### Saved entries

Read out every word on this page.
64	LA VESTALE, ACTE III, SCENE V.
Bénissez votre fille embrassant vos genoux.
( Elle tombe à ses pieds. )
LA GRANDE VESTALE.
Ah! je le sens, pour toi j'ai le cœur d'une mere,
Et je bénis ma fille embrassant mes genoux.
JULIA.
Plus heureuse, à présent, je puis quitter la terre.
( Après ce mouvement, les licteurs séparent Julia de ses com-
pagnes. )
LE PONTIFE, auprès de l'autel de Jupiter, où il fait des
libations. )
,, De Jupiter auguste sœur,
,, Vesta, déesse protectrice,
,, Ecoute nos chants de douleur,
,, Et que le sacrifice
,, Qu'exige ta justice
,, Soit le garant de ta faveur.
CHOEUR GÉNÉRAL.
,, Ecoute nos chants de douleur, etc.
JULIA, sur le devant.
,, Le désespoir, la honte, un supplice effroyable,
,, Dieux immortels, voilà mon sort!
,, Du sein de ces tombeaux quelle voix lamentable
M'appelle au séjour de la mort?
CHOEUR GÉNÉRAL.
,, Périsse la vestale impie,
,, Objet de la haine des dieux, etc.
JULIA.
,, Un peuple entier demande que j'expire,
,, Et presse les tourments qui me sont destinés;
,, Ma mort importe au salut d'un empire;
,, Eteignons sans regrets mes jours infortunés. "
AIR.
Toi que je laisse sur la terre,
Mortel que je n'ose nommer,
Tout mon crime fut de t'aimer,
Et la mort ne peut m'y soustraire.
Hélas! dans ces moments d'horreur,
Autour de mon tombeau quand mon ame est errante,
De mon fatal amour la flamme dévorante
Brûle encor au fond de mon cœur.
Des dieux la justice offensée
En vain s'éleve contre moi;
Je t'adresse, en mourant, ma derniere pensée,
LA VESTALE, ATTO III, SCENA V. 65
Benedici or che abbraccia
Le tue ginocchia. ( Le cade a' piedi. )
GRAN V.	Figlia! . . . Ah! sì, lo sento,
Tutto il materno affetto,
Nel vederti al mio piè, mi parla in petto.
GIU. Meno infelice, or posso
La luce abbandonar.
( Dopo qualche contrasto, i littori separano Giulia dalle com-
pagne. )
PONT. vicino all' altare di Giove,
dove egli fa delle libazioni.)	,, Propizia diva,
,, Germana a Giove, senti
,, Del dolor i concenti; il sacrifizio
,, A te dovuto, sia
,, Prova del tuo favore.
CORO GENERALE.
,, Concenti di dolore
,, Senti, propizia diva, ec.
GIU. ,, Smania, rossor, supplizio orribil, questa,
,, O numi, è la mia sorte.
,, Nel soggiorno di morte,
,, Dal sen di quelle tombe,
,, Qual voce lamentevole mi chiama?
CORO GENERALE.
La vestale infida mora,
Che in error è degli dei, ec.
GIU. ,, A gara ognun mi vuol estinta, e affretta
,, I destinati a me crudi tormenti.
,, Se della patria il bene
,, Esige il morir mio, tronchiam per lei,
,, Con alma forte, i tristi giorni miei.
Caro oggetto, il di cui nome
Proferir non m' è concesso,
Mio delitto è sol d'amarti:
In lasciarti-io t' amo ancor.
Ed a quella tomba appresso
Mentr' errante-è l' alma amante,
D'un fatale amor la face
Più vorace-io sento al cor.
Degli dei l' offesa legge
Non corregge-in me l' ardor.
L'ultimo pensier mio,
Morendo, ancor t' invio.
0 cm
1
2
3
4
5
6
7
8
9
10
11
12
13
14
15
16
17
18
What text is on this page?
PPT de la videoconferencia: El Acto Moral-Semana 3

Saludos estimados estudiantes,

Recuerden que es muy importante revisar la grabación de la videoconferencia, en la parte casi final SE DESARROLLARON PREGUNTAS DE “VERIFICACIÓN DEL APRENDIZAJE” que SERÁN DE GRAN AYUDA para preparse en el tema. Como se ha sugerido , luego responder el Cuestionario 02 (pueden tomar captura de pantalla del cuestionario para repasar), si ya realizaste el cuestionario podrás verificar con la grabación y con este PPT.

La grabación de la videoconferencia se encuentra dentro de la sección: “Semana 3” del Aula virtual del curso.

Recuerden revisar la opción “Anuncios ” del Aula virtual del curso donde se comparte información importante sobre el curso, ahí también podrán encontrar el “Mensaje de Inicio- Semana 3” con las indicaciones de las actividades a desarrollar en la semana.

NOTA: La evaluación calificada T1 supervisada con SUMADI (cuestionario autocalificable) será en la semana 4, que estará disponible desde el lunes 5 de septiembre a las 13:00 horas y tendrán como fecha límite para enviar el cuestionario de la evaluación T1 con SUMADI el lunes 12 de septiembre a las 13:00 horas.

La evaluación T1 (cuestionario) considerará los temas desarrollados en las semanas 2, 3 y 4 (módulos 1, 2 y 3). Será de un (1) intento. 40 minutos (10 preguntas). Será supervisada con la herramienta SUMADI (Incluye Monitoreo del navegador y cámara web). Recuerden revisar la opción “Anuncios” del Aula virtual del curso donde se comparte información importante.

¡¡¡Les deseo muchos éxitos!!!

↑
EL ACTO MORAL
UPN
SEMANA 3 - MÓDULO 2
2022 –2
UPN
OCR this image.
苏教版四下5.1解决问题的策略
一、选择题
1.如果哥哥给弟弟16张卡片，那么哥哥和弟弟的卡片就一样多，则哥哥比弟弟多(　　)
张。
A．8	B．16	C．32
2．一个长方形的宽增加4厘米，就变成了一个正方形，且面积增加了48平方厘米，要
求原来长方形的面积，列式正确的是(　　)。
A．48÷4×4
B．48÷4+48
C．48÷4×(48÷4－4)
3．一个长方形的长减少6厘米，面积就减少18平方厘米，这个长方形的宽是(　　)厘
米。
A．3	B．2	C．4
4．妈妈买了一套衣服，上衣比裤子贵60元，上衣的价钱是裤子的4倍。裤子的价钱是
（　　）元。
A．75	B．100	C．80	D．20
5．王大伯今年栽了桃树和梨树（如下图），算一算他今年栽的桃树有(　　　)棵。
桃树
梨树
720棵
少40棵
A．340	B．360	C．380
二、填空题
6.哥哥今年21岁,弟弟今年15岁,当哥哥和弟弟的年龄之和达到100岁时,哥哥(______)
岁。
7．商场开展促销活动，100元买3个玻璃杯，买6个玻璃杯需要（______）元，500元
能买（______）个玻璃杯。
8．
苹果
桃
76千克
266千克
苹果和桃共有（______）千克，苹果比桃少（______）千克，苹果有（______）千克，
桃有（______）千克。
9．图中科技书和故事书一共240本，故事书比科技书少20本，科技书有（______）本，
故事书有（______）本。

### Given problem
Copy every line of the material, please, keeping it exactly the same.

### Reply to the exercise
Read out every word on this page.
64	LA VESTALE, ACTE III, SCENE V.
Bénissez votre fille embrassant vos genoux.
( Elle tombe à ses pieds. )
LA GRANDE VESTALE.
Ah! je le sens, pour toi j'ai le cœur d'une mere,
Et je bénis ma fille embrassant mes genoux.
JULIA.
Plus heureuse, à présent, je puis quitter la terre.
( Après ce mouvement, les licteurs séparent Julia de ses com-
pagnes. )
LE PONTIFE, auprès de l'autel de Jupiter, où il fait des
libations. )
,, De Jupiter auguste sœur,
,, Vesta, déesse protectrice,
,, Ecoute nos chants de douleur,
,, Et que le sacrifice
,, Qu'exige ta justice
,, Soit le garant de ta faveur.
CHOEUR GÉNÉRAL.
,, Ecoute nos chants de douleur, etc.
JULIA, sur le devant.
,, Le désespoir, la honte, un supplice effroyable,
,, Dieux immortels, voilà mon sort!
,, Du sein de ces tombeaux quelle voix lamentable
M'appelle au séjour de la mort?
CHOEUR GÉNÉRAL.
,, Périsse la vestale impie,
,, Objet de la haine des dieux, etc.
JULIA.
,, Un peuple entier demande que j'expire,
,, Et presse les tourments qui me sont destinés;
,, Ma mort importe au salut d'un empire;
,, Eteignons sans regrets mes jours infortunés. "
AIR.
Toi que je laisse sur la terre,
Mortel que je n'ose nommer,
Tout mon crime fut de t'aimer,
Et la mort ne peut m'y soustraire.
Hélas! dans ces moments d'horreur,
Autour de mon tombeau quand mon ame est errante,
De mon fatal amour la flamme dévorante
Brûle encor au fond de mon cœur.
Des dieux la justice offensée
En vain s'éleve contre moi;
Je t'adresse, en mourant, ma derniere pensée,
LA VESTALE, ATTO III, SCENA V. 65
Benedici or che abbraccia
Le tue ginocchia. ( Le cade a' piedi. )
GRAN V.	Figlia! . . . Ah! sì, lo sento,
Tutto il materno affetto,
Nel vederti al mio piè, mi parla in petto.
GIU. Meno infelice, or posso
La luce abbandonar.
( Dopo qualche contrasto, i littori separano Giulia dalle com-
pagne. )
PONT. vicino all' altare di Giove,
dove egli fa delle libazioni.)	,, Propizia diva,
,, Germana a Giove, senti
,, Del dolor i concenti; il sacrifizio
,, A te dovuto, sia
,, Prova del tuo favore.
CORO GENERALE.
,, Concenti di dolore
,, Senti, propizia diva, ec.
GIU. ,, Smania, rossor, supplizio orribil, questa,
,, O numi, è la mia sorte.
,, Nel soggiorno di morte,
,, Dal sen di quelle tombe,
,, Qual voce lamentevole mi chiama?
CORO GENERALE.
La vestale infida mora,
Che in error è degli dei, ec.
GIU. ,, A gara ognun mi vuol estinta, e affretta
,, I destinati a me crudi tormenti.
,, Se della patria il bene
,, Esige il morir mio, tronchiam per lei,
,, Con alma forte, i tristi giorni miei.
Caro oggetto, il di cui nome
Proferir non m' è concesso,
Mio delitto è sol d'amarti:
In lasciarti-io t' amo ancor.
Ed a quella tomba appresso
Mentr' errante-è l' alma amante,
D'un fatale amor la face
Più vorace-io sento al cor.
Degli dei l' offesa legge
Non corregge-in me l' ardor.
L'ultimo pensier mio,
Morendo, ancor t' invio.
0 cm
1
2
3
4
5
6
7
8
9
10
11
12
13
14
15
16
17
18
What text is on this page?
PPT de la videoconferencia: El Acto Moral-Semana 3

Saludos estimados estudiantes,

Recuerden que es muy importante revisar la grabación de la videoconferencia, en la parte casi final SE DESARROLLARON PREGUNTAS DE “VERIFICACIÓN DEL APRENDIZAJE” que SERÁN DE GRAN AYUDA para preparse en el tema. Como se ha sugerido , luego responder el Cuestionario 02 (pueden tomar captura de pantalla del cuestionario para repasar), si ya realizaste el cuestionario podrás verificar con la grabación y con este PPT.

La grabación de la videoconferencia se encuentra dentro de la sección: “Semana 3” del Aula virtual del curso.

Recuerden revisar la opción “Anuncios ” del Aula virtual del curso donde se comparte información importante sobre el curso, ahí también podrán encontrar el “Mensaje de Inicio- Semana 3” con las indicaciones de las actividades a desarrollar en la semana.

NOTA: La evaluación calificada T1 supervisada con SUMADI (cuestionario autocalificable) será en la semana 4, que estará disponible desde el lunes 5 de septiembre a las 13:00 horas y tendrán como fecha límite para enviar el cuestionario de la evaluación T1 con SUMADI el lunes 12 de septiembre a las 13:00 horas.

La evaluación T1 (cuestionario) considerará los temas desarrollados en las semanas 2, 3 y 4 (módulos 1, 2 y 3). Será de un (1) intento. 40 minutos (10 preguntas). Será supervisada con la herramienta SUMADI (Incluye Monitoreo del navegador y cámara web). Recuerden revisar la opción “Anuncios” del Aula virtual del curso donde se comparte información importante.

¡¡¡Les deseo muchos éxitos!!!

↑
EL ACTO MORAL
UPN
SEMANA 3 - MÓDULO 2
2022 –2
UPN
OCR this image.
苏教版四下5.1解决问题的策略
一、选择题
1.如果哥哥给弟弟16张卡片，那么哥哥和弟弟的卡片就一样多，则哥哥比弟弟多(　　)
张。
A．8	B．16	C．32
2．一个长方形的宽增加4厘米，就变成了一个正方形，且面积增加了48平方厘米，要
求原来长方形的面积，列式正确的是(　　)。
A．48÷4×4
B．48÷4+48
C．48÷4×(48÷4－4)
3．一个长方形的长减少6厘米，面积就减少18平方厘米，这个长方形的宽是(　　)厘
米。
A．3	B．2	C．4
4．妈妈买了一套衣服，上衣比裤子贵60元，上衣的价钱是裤子的4倍。裤子的价钱是
（　　）元。
A．75	B．100	C．80	D．20
5．王大伯今年栽了桃树和梨树（如下图），算一算他今年栽的桃树有(　　　)棵。
桃树
梨树
720棵
少40棵
A．340	B．360	C．380
二、填空题
6.哥哥今年21岁,弟弟今年15岁,当哥哥和弟弟的年龄之和达到100岁时,哥哥(______)
岁。
7．商场开展促销活动，100元买3个玻璃杯，买6个玻璃杯需要（______）元，500元
能买（______）个玻璃杯。
8．
苹果
桃
76千克
266千克
苹果和桃共有（______）千克，苹果比桃少（______）千克，苹果有（______）千克，
桃有（______）千克。
9．图中科技书和故事书一共240本，故事书比科技书少20本，科技书有（______）本，
故事书有（______）本。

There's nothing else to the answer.